[WORK TO BE COMPLETED]
Locate each line of the material that contains "исключением", then return it.

[WORKING DATA]
□ □ □ □

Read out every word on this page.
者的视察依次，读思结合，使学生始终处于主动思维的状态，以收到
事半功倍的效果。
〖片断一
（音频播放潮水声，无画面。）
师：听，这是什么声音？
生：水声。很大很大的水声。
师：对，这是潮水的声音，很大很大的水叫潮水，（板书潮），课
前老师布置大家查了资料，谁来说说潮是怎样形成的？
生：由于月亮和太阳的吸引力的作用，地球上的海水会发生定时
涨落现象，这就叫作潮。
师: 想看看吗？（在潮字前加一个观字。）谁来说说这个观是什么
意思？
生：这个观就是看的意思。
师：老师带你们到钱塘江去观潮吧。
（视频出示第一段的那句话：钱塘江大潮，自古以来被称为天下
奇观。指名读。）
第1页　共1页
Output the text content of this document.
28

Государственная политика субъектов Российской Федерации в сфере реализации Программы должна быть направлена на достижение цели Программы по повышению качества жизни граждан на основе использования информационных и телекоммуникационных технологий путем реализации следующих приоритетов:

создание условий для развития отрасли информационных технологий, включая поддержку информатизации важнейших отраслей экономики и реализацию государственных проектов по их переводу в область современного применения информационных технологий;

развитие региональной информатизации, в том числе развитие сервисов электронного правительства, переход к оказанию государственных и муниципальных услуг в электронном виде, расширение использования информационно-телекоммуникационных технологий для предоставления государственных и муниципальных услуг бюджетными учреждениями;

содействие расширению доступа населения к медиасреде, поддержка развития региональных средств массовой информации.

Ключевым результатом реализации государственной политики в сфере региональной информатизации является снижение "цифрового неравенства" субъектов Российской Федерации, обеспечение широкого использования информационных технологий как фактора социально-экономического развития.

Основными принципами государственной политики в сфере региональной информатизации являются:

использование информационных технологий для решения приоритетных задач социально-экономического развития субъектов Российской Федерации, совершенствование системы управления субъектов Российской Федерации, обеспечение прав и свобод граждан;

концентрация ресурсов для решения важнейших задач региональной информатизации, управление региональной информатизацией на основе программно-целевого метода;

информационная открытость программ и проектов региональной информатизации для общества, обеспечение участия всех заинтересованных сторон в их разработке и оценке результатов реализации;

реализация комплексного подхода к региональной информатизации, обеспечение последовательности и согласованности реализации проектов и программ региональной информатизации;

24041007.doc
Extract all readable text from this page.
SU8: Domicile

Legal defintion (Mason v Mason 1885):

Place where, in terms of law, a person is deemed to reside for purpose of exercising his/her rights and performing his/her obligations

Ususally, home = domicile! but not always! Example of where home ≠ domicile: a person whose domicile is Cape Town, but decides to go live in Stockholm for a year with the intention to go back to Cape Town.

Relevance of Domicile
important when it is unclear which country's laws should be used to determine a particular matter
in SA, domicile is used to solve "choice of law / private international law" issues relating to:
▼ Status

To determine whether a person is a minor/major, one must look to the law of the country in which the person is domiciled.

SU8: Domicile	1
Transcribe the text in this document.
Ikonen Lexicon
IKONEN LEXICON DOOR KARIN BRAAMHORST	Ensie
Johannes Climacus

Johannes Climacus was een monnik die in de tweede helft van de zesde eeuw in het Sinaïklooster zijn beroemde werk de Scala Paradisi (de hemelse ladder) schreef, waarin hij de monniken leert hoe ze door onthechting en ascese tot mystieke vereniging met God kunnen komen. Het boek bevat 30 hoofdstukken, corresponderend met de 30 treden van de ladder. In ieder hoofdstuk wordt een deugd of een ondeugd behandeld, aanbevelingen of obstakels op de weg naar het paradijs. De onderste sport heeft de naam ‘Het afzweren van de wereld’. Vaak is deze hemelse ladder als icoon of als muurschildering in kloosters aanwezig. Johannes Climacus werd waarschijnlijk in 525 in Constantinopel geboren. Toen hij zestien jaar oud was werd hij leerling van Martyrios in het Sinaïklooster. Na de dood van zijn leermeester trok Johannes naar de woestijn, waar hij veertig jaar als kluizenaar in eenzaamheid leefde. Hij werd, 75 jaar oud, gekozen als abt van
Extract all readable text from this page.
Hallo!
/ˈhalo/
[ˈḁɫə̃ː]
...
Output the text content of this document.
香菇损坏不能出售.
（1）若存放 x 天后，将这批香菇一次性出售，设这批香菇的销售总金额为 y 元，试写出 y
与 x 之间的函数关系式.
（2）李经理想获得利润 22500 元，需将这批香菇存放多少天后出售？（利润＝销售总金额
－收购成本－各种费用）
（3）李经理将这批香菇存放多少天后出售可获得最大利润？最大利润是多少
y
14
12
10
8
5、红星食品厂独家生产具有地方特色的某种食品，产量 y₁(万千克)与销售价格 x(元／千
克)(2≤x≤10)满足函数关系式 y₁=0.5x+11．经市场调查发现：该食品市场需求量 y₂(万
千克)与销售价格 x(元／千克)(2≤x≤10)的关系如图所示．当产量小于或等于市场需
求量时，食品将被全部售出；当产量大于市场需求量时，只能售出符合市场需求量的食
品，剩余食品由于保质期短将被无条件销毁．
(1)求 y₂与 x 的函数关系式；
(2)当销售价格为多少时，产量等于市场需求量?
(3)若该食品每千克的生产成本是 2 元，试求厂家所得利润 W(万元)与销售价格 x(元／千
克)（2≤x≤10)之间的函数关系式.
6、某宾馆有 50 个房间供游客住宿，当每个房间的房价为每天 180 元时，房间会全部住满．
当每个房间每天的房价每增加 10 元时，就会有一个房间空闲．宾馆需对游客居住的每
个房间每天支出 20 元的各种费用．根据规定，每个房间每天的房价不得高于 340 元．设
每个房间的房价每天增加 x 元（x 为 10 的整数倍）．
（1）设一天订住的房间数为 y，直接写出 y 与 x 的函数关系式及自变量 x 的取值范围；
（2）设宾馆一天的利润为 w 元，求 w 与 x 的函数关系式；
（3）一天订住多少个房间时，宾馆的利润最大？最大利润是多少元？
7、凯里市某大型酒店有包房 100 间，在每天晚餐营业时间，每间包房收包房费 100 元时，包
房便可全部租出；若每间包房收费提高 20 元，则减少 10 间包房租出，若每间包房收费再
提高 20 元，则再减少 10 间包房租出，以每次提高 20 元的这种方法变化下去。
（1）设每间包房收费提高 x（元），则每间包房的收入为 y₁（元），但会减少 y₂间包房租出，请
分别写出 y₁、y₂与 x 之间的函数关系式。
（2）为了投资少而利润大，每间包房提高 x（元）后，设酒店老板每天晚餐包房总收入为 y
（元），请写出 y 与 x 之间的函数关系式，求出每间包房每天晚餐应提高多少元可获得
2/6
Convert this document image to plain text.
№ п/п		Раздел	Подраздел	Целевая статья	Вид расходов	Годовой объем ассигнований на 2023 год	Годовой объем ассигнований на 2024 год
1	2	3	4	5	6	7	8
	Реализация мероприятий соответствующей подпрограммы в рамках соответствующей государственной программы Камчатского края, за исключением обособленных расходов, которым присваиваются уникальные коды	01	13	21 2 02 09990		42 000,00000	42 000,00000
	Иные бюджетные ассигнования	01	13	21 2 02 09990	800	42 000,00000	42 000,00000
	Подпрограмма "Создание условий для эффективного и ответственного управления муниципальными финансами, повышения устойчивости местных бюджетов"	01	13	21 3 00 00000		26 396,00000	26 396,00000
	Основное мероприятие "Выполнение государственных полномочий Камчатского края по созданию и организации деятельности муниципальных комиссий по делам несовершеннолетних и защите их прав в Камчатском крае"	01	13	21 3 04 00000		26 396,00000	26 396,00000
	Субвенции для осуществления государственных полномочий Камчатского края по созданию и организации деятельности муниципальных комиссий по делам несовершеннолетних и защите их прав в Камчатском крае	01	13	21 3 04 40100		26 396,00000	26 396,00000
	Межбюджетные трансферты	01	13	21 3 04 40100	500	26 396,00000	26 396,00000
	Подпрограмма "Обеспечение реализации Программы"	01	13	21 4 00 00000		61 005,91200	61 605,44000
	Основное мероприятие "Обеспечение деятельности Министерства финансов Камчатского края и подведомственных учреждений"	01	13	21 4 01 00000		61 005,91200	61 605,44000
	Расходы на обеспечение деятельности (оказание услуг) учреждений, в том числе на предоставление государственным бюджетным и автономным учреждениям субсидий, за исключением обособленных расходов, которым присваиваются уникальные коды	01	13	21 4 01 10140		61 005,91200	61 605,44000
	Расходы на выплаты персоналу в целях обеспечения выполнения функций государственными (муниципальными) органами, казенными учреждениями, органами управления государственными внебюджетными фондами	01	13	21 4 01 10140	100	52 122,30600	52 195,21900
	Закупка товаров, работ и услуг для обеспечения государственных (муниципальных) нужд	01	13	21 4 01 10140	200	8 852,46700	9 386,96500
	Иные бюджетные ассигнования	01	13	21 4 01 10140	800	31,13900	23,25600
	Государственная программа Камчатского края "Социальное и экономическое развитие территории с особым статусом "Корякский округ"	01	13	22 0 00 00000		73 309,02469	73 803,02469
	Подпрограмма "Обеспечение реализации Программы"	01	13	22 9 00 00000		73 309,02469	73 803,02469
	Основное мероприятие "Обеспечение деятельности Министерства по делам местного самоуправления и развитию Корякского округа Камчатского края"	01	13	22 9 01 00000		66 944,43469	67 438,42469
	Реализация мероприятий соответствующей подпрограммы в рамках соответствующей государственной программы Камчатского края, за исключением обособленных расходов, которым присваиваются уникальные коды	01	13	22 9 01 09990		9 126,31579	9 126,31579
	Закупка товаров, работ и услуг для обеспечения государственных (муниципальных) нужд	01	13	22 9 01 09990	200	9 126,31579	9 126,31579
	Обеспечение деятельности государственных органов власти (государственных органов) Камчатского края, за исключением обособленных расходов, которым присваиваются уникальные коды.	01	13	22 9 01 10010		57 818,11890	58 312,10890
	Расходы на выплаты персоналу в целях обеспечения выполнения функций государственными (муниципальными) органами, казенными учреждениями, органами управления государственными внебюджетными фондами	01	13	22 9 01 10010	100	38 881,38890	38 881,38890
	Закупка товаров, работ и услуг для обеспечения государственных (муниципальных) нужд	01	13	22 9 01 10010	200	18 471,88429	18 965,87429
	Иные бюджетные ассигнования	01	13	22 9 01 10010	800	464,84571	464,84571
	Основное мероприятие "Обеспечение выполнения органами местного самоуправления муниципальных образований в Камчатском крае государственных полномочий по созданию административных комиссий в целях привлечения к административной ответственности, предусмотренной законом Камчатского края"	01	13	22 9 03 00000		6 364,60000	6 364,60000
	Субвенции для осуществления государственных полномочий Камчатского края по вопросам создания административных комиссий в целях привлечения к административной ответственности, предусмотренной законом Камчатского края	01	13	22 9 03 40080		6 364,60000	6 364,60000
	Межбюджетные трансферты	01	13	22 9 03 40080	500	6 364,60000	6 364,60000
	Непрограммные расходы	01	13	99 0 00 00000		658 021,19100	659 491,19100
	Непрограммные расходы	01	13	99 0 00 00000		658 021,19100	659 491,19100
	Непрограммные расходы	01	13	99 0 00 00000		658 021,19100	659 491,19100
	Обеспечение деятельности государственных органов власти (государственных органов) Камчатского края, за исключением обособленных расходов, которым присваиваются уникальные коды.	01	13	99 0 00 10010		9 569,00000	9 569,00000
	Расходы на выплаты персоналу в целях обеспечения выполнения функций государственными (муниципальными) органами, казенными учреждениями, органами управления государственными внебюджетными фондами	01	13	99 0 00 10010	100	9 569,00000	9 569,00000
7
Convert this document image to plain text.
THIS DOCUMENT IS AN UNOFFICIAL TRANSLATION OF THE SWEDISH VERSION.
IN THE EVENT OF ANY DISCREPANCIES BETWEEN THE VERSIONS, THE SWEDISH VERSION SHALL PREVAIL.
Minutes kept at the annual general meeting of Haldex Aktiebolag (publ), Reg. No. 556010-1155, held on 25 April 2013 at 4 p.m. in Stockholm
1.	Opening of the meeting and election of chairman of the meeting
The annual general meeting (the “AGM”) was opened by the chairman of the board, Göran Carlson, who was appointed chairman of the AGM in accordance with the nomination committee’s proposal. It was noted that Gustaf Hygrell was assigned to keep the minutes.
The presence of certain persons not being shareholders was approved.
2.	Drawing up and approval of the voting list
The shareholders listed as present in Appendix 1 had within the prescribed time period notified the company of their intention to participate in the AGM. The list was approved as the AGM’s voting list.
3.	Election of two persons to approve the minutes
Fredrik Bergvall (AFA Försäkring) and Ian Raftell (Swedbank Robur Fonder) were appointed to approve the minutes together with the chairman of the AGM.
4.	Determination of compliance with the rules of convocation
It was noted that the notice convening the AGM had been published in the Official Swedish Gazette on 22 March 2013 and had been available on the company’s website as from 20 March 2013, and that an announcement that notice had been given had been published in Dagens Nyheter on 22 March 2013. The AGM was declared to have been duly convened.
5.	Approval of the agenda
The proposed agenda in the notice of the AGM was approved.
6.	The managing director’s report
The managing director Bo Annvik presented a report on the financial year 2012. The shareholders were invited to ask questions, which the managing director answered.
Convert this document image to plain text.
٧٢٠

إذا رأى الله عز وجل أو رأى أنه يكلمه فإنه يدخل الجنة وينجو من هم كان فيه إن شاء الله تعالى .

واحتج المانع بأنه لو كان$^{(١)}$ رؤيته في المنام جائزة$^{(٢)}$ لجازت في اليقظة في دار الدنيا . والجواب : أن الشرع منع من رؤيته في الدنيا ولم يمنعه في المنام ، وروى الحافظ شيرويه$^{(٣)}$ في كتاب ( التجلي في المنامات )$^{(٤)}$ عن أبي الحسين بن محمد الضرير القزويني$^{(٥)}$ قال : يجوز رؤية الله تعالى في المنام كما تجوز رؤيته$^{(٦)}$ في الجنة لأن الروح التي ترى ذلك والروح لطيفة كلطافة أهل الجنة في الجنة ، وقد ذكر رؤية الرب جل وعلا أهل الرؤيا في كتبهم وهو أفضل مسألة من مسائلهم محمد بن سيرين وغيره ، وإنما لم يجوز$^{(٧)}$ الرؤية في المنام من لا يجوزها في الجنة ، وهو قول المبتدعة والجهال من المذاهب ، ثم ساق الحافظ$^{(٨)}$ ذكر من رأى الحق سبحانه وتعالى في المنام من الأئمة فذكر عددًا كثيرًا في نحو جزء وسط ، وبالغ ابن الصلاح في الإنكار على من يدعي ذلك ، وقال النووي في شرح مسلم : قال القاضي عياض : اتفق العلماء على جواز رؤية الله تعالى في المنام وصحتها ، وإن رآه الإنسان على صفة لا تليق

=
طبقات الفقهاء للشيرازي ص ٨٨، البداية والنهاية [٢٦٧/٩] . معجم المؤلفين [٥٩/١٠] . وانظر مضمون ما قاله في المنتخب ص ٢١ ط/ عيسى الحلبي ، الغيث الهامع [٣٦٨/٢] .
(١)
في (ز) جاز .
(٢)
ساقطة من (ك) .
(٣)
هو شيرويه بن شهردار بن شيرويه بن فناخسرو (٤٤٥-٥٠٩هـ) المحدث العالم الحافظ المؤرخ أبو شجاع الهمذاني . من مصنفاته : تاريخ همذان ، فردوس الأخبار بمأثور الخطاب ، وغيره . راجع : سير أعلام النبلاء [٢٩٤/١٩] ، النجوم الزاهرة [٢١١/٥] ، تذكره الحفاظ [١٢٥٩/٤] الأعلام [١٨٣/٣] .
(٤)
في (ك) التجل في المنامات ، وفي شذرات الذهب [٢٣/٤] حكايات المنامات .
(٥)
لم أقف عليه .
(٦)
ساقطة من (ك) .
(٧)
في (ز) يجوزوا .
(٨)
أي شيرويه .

□ □ □ □

[FINISHED EXERCISE]
	Реализация мероприятий соответствующей подпрограммы в рамках соответствующей государственной программы Камчатского края, за исключением обособленных расходов, которым присваиваются уникальные коды	01	13	21 2 02 09990		42 000,00000	42 000,00000
	Расходы на обеспечение деятельности (оказание услуг) учреждений, в том числе на предоставление государственным бюджетным и автономным учреждениям субсидий, за исключением обособленных расходов, которым присваиваются уникальные коды	01	13	21 4 01 10140		61 005,91200	61 605,44000
	Реализация мероприятий соответствующей подпрограммы в рамках соответствующей государственной программы Камчатского края, за исключением обособленных расходов, которым присваиваются уникальные коды	01	13	22 9 01 09990		9 126,31579	9 126,31579
	Обеспечение деятельности государственных органов власти (государственных органов) Камчатского края, за исключением обособленных расходов, которым присваиваются уникальные коды.	01	13	22 9 01 10010		57 818,11890	58 312,10890
	Обеспечение деятельности государственных органов власти (государственных органов) Камчатского края, за исключением обособленных расходов, которым присваиваются уникальные коды.	01	13	99 0 00 10010		9 569,00000	9 569,00000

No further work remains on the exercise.